### TO BE DONE
Make an exact copy of all the data.

(Some records)
'''

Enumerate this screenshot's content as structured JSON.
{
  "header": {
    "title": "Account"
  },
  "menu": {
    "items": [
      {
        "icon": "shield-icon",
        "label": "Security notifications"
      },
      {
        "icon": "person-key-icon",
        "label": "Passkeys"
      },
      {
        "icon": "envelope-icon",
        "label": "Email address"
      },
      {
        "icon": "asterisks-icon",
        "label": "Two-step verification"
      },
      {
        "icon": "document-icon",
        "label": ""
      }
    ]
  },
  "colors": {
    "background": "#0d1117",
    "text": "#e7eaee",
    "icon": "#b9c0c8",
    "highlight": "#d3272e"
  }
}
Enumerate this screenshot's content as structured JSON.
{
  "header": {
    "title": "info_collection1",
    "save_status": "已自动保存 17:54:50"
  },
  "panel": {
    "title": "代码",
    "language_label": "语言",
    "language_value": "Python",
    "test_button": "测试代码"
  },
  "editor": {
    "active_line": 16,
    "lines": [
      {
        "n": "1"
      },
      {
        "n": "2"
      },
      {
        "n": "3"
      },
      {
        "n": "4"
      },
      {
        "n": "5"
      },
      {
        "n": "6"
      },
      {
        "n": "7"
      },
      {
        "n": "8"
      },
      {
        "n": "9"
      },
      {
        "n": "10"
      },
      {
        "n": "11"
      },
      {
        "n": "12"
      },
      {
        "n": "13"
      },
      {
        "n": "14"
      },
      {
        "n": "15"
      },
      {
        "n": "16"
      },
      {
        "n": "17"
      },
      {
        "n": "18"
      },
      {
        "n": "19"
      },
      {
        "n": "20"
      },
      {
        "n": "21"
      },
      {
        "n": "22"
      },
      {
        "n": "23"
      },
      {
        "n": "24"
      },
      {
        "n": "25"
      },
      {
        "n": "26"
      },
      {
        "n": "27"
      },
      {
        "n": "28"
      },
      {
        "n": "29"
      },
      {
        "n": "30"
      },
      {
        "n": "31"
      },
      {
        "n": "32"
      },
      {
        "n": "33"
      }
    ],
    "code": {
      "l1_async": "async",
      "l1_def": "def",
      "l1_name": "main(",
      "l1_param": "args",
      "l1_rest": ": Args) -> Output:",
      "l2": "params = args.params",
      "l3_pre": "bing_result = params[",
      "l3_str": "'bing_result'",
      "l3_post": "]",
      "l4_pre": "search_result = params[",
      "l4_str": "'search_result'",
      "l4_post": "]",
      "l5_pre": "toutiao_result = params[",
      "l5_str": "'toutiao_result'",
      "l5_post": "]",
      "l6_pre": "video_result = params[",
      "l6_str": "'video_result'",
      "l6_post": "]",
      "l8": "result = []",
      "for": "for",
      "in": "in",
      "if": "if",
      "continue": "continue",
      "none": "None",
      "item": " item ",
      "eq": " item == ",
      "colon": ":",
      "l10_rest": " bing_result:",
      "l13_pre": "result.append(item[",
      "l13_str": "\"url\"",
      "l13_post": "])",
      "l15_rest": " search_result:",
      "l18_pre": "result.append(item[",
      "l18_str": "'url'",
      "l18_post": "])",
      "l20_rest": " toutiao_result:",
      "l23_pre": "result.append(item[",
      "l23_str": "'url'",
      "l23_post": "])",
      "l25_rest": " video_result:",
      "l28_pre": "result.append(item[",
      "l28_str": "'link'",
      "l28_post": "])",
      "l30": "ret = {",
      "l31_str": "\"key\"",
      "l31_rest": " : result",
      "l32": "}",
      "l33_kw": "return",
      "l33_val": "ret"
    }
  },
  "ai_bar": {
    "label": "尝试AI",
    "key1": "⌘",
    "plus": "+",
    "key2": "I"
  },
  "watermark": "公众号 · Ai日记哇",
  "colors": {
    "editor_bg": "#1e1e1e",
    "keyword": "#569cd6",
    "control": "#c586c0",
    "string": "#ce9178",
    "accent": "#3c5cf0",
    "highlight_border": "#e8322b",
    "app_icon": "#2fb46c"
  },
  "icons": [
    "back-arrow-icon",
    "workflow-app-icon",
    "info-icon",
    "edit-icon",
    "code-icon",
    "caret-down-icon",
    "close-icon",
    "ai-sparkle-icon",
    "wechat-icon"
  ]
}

'''

### EXERCISE ANSWER
Enumerate this screenshot's content as structured JSON.
{
  "header": {
    "title": "Account"
  },
  "menu": {
    "items": [
      {
        "icon": "shield-icon",
        "label": "Security notifications"
      },
      {
        "icon": "person-key-icon",
        "label": "Passkeys"
      },
      {
        "icon": "envelope-icon",
        "label": "Email address"
      },
      {
        "icon": "asterisks-icon",
        "label": "Two-step verification"
      },
      {
        "icon": "document-icon",
        "label": ""
      }
    ]
  },
  "colors": {
    "background": "#0d1117",
    "text": "#e7eaee",
    "icon": "#b9c0c8",
    "highlight": "#d3272e"
  }
}
Enumerate this screenshot's content as structured JSON.
{
  "header": {
    "title": "info_collection1",
    "save_status": "已自动保存 17:54:50"
  },
  "panel": {
    "title": "代码",
    "language_label": "语言",
    "language_value": "Python",
    "test_button": "测试代码"
  },
  "editor": {
    "active_line": 16,
    "lines": [
      {
        "n": "1"
      },
      {
        "n": "2"
      },
      {
        "n": "3"
      },
      {
        "n": "4"
      },
      {
        "n": "5"
      },
      {
        "n": "6"
      },
      {
        "n": "7"
      },
      {
        "n": "8"
      },
      {
        "n": "9"
      },
      {
        "n": "10"
      },
      {
        "n": "11"
      },
      {
        "n": "12"
      },
      {
        "n": "13"
      },
      {
        "n": "14"
      },
      {
        "n": "15"
      },
      {
        "n": "16"
      },
      {
        "n": "17"
      },
      {
        "n": "18"
      },
      {
        "n": "19"
      },
      {
        "n": "20"
      },
      {
        "n": "21"
      },
      {
        "n": "22"
      },
      {
        "n": "23"
      },
      {
        "n": "24"
      },
      {
        "n": "25"
      },
      {
        "n": "26"
      },
      {
        "n": "27"
      },
      {
        "n": "28"
      },
      {
        "n": "29"
      },
      {
        "n": "30"
      },
      {
        "n": "31"
      },
      {
        "n": "32"
      },
      {
        "n": "33"
      }
    ],
    "code": {
      "l1_async": "async",
      "l1_def": "def",
      "l1_name": "main(",
      "l1_param": "args",
      "l1_rest": ": Args) -> Output:",
      "l2": "params = args.params",
      "l3_pre": "bing_result = params[",
      "l3_str": "'bing_result'",
      "l3_post": "]",
      "l4_pre": "search_result = params[",
      "l4_str": "'search_result'",
      "l4_post": "]",
      "l5_pre": "toutiao_result = params[",
      "l5_str": "'toutiao_result'",
      "l5_post": "]",
      "l6_pre": "video_result = params[",
      "l6_str": "'video_result'",
      "l6_post": "]",
      "l8": "result = []",
      "for": "for",
      "in": "in",
      "if": "if",
      "continue": "continue",
      "none": "None",
      "item": " item ",
      "eq": " item == ",
      "colon": ":",
      "l10_rest": " bing_result:",
      "l13_pre": "result.append(item[",
      "l13_str": "\"url\"",
      "l13_post": "])",
      "l15_rest": " search_result:",
      "l18_pre": "result.append(item[",
      "l18_str": "'url'",
      "l18_post": "])",
      "l20_rest": " toutiao_result:",
      "l23_pre": "result.append(item[",
      "l23_str": "'url'",
      "l23_post": "])",
      "l25_rest": " video_result:",
      "l28_pre": "result.append(item[",
      "l28_str": "'link'",
      "l28_post": "])",
      "l30": "ret = {",
      "l31_str": "\"key\"",
      "l31_rest": " : result",
      "l32": "}",
      "l33_kw": "return",
      "l33_val": "ret"
    }
  },
  "ai_bar": {
    "label": "尝试AI",
    "key1": "⌘",
    "plus": "+",
    "key2": "I"
  },
  "watermark": "公众号 · Ai日记哇",
  "colors": {
    "editor_bg": "#1e1e1e",
    "keyword": "#569cd6",
    "control": "#c586c0",
    "string": "#ce9178",
    "accent": "#3c5cf0",
    "highlight_border": "#e8322b",
    "app_icon": "#2fb46c"
  },
  "icons": [
    "back-arrow-icon",
    "workflow-app-icon",
    "info-icon",
    "edit-icon",
    "code-icon",
    "caret-down-icon",
    "close-icon",
    "ai-sparkle-icon",
    "wechat-icon"
  ]
}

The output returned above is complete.